Raw records:
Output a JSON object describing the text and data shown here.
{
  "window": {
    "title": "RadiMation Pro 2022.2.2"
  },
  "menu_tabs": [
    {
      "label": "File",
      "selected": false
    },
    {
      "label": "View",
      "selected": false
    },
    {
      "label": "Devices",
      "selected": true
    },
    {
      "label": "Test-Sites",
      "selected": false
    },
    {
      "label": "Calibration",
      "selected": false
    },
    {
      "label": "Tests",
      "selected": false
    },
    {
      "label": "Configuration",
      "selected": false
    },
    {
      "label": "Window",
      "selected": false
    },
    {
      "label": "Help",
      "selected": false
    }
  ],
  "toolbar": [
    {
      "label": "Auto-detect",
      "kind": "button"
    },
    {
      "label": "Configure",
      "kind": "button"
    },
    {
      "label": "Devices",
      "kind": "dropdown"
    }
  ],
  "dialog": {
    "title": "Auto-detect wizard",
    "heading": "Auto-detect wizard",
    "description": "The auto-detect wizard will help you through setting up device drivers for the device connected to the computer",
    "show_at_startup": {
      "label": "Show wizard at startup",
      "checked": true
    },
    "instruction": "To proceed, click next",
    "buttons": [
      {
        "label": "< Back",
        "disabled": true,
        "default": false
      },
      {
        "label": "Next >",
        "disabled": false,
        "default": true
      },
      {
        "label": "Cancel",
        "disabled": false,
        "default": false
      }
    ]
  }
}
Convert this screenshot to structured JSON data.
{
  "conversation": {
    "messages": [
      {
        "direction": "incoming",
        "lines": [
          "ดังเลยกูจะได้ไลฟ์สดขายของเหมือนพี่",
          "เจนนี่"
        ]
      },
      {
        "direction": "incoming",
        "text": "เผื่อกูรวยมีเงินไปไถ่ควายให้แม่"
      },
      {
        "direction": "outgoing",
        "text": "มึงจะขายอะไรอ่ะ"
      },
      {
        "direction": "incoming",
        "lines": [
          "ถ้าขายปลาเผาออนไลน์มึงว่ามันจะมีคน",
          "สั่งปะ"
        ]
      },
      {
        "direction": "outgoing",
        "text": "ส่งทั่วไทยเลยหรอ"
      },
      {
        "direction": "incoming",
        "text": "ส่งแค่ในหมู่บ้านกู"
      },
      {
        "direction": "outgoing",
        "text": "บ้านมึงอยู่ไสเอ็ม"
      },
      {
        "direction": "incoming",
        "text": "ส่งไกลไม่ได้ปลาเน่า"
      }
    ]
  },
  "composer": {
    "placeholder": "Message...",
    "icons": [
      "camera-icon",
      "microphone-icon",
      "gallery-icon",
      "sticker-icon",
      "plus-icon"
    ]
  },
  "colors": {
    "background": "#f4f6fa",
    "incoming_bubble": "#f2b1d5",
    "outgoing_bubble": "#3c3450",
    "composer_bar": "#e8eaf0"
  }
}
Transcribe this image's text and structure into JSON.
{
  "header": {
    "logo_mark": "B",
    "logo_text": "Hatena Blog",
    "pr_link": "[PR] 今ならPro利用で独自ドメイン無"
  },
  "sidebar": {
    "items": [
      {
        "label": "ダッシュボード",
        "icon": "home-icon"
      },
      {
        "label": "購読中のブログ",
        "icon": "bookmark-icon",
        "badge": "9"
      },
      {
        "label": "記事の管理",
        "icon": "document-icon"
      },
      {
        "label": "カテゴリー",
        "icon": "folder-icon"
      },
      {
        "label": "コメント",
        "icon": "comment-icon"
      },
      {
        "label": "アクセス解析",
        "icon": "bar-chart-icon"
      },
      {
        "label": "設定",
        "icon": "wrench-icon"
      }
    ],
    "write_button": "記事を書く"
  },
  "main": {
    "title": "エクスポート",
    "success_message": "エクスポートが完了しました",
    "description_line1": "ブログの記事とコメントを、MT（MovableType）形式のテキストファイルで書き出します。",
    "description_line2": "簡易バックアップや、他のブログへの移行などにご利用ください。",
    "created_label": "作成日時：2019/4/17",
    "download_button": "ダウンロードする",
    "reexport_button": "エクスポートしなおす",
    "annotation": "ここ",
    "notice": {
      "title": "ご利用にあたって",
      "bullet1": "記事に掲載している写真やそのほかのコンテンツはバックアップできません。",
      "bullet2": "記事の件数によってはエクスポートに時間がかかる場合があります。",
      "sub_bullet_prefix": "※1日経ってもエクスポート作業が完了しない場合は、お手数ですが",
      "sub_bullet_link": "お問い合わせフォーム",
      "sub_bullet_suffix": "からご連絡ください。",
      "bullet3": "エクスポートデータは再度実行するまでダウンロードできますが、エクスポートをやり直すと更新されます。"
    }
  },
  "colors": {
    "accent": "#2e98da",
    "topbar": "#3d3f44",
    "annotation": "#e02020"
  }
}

• [Given exercise] Read the lines above. Gather those in which the string "detect" is found.

• [Solution for this problem]
      "label": "Auto-detect",
    "title": "Auto-detect wizard",
    "heading": "Auto-detect wizard",
    "description": "The auto-detect wizard will help you through setting up device drivers for the device connected to the computer",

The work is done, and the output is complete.